Your instructions ▸ Every record here needs to be written out again exactly.

** START OF Material provided **

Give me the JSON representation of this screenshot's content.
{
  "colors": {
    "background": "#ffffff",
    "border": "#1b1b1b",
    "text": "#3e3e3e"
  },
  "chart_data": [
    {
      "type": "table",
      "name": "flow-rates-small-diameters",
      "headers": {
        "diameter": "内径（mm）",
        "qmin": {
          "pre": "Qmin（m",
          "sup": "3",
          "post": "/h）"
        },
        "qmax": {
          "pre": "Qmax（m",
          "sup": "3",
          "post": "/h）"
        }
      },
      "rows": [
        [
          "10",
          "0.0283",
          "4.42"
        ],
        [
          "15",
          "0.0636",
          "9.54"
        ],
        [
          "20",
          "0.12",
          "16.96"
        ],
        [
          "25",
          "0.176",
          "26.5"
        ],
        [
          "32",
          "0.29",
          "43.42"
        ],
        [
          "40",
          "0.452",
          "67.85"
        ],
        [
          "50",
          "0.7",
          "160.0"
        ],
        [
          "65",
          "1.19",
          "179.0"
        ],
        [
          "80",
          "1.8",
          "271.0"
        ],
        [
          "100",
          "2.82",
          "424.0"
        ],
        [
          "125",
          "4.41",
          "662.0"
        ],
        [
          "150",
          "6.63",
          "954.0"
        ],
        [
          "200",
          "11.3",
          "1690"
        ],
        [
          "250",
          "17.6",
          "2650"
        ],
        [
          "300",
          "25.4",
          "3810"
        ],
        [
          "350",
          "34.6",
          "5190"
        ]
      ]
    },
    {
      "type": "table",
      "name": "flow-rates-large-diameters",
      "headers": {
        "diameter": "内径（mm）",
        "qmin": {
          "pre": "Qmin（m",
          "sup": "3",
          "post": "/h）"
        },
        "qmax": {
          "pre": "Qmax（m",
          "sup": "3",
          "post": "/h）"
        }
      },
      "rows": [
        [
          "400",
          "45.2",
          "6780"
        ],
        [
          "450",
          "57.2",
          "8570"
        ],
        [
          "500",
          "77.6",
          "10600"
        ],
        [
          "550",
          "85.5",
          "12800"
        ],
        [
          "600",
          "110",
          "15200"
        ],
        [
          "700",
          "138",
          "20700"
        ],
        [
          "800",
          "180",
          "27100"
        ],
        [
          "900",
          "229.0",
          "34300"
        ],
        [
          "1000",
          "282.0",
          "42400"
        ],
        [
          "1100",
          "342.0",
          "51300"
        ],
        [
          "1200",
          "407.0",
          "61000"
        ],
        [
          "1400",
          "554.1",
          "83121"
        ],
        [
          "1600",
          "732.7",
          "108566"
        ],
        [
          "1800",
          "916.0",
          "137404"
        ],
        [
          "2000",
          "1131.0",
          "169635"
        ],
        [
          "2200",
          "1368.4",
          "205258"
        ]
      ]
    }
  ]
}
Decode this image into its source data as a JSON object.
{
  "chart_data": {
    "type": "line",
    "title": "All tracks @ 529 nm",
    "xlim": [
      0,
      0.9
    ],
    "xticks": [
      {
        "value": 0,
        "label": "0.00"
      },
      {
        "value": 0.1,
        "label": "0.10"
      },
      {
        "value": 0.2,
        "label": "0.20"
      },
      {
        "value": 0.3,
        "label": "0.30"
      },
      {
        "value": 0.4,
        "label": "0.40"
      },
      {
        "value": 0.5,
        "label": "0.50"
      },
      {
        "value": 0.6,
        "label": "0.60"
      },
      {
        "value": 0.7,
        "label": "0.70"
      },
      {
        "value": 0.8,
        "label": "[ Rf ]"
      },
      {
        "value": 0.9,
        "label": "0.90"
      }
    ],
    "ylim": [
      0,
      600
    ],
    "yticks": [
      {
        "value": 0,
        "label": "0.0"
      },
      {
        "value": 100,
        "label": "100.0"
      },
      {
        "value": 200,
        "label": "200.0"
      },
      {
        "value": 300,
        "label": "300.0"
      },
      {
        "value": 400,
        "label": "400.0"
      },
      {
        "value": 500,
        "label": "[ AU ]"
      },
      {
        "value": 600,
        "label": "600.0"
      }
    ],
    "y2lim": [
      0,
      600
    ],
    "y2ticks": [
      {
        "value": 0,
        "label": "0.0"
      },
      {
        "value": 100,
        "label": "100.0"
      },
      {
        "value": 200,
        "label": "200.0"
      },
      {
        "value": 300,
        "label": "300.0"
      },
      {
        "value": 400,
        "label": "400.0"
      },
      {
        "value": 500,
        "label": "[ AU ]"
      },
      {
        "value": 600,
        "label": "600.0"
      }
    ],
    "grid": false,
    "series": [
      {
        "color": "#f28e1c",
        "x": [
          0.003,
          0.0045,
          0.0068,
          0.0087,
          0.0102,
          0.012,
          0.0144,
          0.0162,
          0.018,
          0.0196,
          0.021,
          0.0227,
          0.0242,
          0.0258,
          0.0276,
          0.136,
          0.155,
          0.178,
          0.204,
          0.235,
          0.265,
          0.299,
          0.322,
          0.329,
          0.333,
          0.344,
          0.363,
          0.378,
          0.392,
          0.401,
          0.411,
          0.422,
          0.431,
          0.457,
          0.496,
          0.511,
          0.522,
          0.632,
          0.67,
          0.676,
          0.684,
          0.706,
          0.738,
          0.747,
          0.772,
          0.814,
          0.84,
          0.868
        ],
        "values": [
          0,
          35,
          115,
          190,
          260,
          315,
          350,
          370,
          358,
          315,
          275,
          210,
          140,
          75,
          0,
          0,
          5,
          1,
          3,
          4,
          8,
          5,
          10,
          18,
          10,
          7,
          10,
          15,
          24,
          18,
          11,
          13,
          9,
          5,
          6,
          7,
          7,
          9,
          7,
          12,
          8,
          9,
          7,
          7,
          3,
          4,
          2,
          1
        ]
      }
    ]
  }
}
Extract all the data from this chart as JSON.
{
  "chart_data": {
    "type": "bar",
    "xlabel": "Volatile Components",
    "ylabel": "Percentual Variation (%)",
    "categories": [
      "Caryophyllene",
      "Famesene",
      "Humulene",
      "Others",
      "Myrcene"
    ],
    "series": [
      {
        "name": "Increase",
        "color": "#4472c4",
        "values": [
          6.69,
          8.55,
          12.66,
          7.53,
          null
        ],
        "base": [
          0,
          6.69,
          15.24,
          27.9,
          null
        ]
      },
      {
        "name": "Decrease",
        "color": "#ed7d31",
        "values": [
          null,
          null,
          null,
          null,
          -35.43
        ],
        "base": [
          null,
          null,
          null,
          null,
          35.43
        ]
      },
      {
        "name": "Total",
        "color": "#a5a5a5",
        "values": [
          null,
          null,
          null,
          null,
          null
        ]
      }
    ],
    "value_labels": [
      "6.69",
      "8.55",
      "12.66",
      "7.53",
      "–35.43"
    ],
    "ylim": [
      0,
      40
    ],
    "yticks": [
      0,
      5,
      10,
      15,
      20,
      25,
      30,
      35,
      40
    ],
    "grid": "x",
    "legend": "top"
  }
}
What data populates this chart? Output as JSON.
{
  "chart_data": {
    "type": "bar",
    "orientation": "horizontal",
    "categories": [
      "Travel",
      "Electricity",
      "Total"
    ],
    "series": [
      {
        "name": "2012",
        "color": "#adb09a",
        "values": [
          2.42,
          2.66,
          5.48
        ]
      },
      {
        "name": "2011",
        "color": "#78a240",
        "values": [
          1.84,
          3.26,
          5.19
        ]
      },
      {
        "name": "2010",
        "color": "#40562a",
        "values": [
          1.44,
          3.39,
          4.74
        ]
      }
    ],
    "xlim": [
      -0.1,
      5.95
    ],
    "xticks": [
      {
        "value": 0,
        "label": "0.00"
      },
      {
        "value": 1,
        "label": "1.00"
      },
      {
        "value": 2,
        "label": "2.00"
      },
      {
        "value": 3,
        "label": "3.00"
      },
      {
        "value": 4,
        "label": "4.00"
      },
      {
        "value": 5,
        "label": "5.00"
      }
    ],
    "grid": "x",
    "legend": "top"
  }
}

** END OF Material provided **

Written solution ▸
Give me the JSON representation of this screenshot's content.
{
  "colors": {
    "background": "#ffffff",
    "border": "#1b1b1b",
    "text": "#3e3e3e"
  },
  "chart_data": [
    {
      "type": "table",
      "name": "flow-rates-small-diameters",
      "headers": {
        "diameter": "内径（mm）",
        "qmin": {
          "pre": "Qmin（m",
          "sup": "3",
          "post": "/h）"
        },
        "qmax": {
          "pre": "Qmax（m",
          "sup": "3",
          "post": "/h）"
        }
      },
      "rows": [
        [
          "10",
          "0.0283",
          "4.42"
        ],
        [
          "15",
          "0.0636",
          "9.54"
        ],
        [
          "20",
          "0.12",
          "16.96"
        ],
        [
          "25",
          "0.176",
          "26.5"
        ],
        [
          "32",
          "0.29",
          "43.42"
        ],
        [
          "40",
          "0.452",
          "67.85"
        ],
        [
          "50",
          "0.7",
          "160.0"
        ],
        [
          "65",
          "1.19",
          "179.0"
        ],
        [
          "80",
          "1.8",
          "271.0"
        ],
        [
          "100",
          "2.82",
          "424.0"
        ],
        [
          "125",
          "4.41",
          "662.0"
        ],
        [
          "150",
          "6.63",
          "954.0"
        ],
        [
          "200",
          "11.3",
          "1690"
        ],
        [
          "250",
          "17.6",
          "2650"
        ],
        [
          "300",
          "25.4",
          "3810"
        ],
        [
          "350",
          "34.6",
          "5190"
        ]
      ]
    },
    {
      "type": "table",
      "name": "flow-rates-large-diameters",
      "headers": {
        "diameter": "内径（mm）",
        "qmin": {
          "pre": "Qmin（m",
          "sup": "3",
          "post": "/h）"
        },
        "qmax": {
          "pre": "Qmax（m",
          "sup": "3",
          "post": "/h）"
        }
      },
      "rows": [
        [
          "400",
          "45.2",
          "6780"
        ],
        [
          "450",
          "57.2",
          "8570"
        ],
        [
          "500",
          "77.6",
          "10600"
        ],
        [
          "550",
          "85.5",
          "12800"
        ],
        [
          "600",
          "110",
          "15200"
        ],
        [
          "700",
          "138",
          "20700"
        ],
        [
          "800",
          "180",
          "27100"
        ],
        [
          "900",
          "229.0",
          "34300"
        ],
        [
          "1000",
          "282.0",
          "42400"
        ],
        [
          "1100",
          "342.0",
          "51300"
        ],
        [
          "1200",
          "407.0",
          "61000"
        ],
        [
          "1400",
          "554.1",
          "83121"
        ],
        [
          "1600",
          "732.7",
          "108566"
        ],
        [
          "1800",
          "916.0",
          "137404"
        ],
        [
          "2000",
          "1131.0",
          "169635"
        ],
        [
          "2200",
          "1368.4",
          "205258"
        ]
      ]
    }
  ]
}
Decode this image into its source data as a JSON object.
{
  "chart_data": {
    "type": "line",
    "title": "All tracks @ 529 nm",
    "xlim": [
      0,
      0.9
    ],
    "xticks": [
      {
        "value": 0,
        "label": "0.00"
      },
      {
        "value": 0.1,
        "label": "0.10"
      },
      {
        "value": 0.2,
        "label": "0.20"
      },
      {
        "value": 0.3,
        "label": "0.30"
      },
      {
        "value": 0.4,
        "label": "0.40"
      },
      {
        "value": 0.5,
        "label": "0.50"
      },
      {
        "value": 0.6,
        "label": "0.60"
      },
      {
        "value": 0.7,
        "label": "0.70"
      },
      {
        "value": 0.8,
        "label": "[ Rf ]"
      },
      {
        "value": 0.9,
        "label": "0.90"
      }
    ],
    "ylim": [
      0,
      600
    ],
    "yticks": [
      {
        "value": 0,
        "label": "0.0"
      },
      {
        "value": 100,
        "label": "100.0"
      },
      {
        "value": 200,
        "label": "200.0"
      },
      {
        "value": 300,
        "label": "300.0"
      },
      {
        "value": 400,
        "label": "400.0"
      },
      {
        "value": 500,
        "label": "[ AU ]"
      },
      {
        "value": 600,
        "label": "600.0"
      }
    ],
    "y2lim": [
      0,
      600
    ],
    "y2ticks": [
      {
        "value": 0,
        "label": "0.0"
      },
      {
        "value": 100,
        "label": "100.0"
      },
      {
        "value": 200,
        "label": "200.0"
      },
      {
        "value": 300,
        "label": "300.0"
      },
      {
        "value": 400,
        "label": "400.0"
      },
      {
        "value": 500,
        "label": "[ AU ]"
      },
      {
        "value": 600,
        "label": "600.0"
      }
    ],
    "grid": false,
    "series": [
      {
        "color": "#f28e1c",
        "x": [
          0.003,
          0.0045,
          0.0068,
          0.0087,
          0.0102,
          0.012,
          0.0144,
          0.0162,
          0.018,
          0.0196,
          0.021,
          0.0227,
          0.0242,
          0.0258,
          0.0276,
          0.136,
          0.155,
          0.178,
          0.204,
          0.235,
          0.265,
          0.299,
          0.322,
          0.329,
          0.333,
          0.344,
          0.363,
          0.378,
          0.392,
          0.401,
          0.411,
          0.422,
          0.431,
          0.457,
          0.496,
          0.511,
          0.522,
          0.632,
          0.67,
          0.676,
          0.684,
          0.706,
          0.738,
          0.747,
          0.772,
          0.814,
          0.84,
          0.868
        ],
        "values": [
          0,
          35,
          115,
          190,
          260,
          315,
          350,
          370,
          358,
          315,
          275,
          210,
          140,
          75,
          0,
          0,
          5,
          1,
          3,
          4,
          8,
          5,
          10,
          18,
          10,
          7,
          10,
          15,
          24,
          18,
          11,
          13,
          9,
          5,
          6,
          7,
          7,
          9,
          7,
          12,
          8,
          9,
          7,
          7,
          3,
          4,
          2,
          1
        ]
      }
    ]
  }
}
Extract all the data from this chart as JSON.
{
  "chart_data": {
    "type": "bar",
    "xlabel": "Volatile Components",
    "ylabel": "Percentual Variation (%)",
    "categories": [
      "Caryophyllene",
      "Famesene",
      "Humulene",
      "Others",
      "Myrcene"
    ],
    "series": [
      {
        "name": "Increase",
        "color": "#4472c4",
        "values": [
          6.69,
          8.55,
          12.66,
          7.53,
          null
        ],
        "base": [
          0,
          6.69,
          15.24,
          27.9,
          null
        ]
      },
      {
        "name": "Decrease",
        "color": "#ed7d31",
        "values": [
          null,
          null,
          null,
          null,
          -35.43
        ],
        "base": [
          null,
          null,
          null,
          null,
          35.43
        ]
      },
      {
        "name": "Total",
        "color": "#a5a5a5",
        "values": [
          null,
          null,
          null,
          null,
          null
        ]
      }
    ],
    "value_labels": [
      "6.69",
      "8.55",
      "12.66",
      "7.53",
      "–35.43"
    ],
    "ylim": [
      0,
      40
    ],
    "yticks": [
      0,
      5,
      10,
      15,
      20,
      25,
      30,
      35,
      40
    ],
    "grid": "x",
    "legend": "top"
  }
}
What data populates this chart? Output as JSON.
{
  "chart_data": {
    "type": "bar",
    "orientation": "horizontal",
    "categories": [
      "Travel",
      "Electricity",
      "Total"
    ],
    "series": [
      {
        "name": "2012",
        "color": "#adb09a",
        "values": [
          2.42,
          2.66,
          5.48
        ]
      },
      {
        "name": "2011",
        "color": "#78a240",
        "values": [
          1.84,
          3.26,
          5.19
        ]
      },
      {
        "name": "2010",
        "color": "#40562a",
        "values": [
          1.44,
          3.39,
          4.74
        ]
      }
    ],
    "xlim": [
      -0.1,
      5.95
    ],
    "xticks": [
      {
        "value": 0,
        "label": "0.00"
      },
      {
        "value": 1,
        "label": "1.00"
      },
      {
        "value": 2,
        "label": "2.00"
      },
      {
        "value": 3,
        "label": "3.00"
      },
      {
        "value": 4,
        "label": "4.00"
      },
      {
        "value": 5,
        "label": "5.00"
      }
    ],
    "grid": "x",
    "legend": "top"
  }
}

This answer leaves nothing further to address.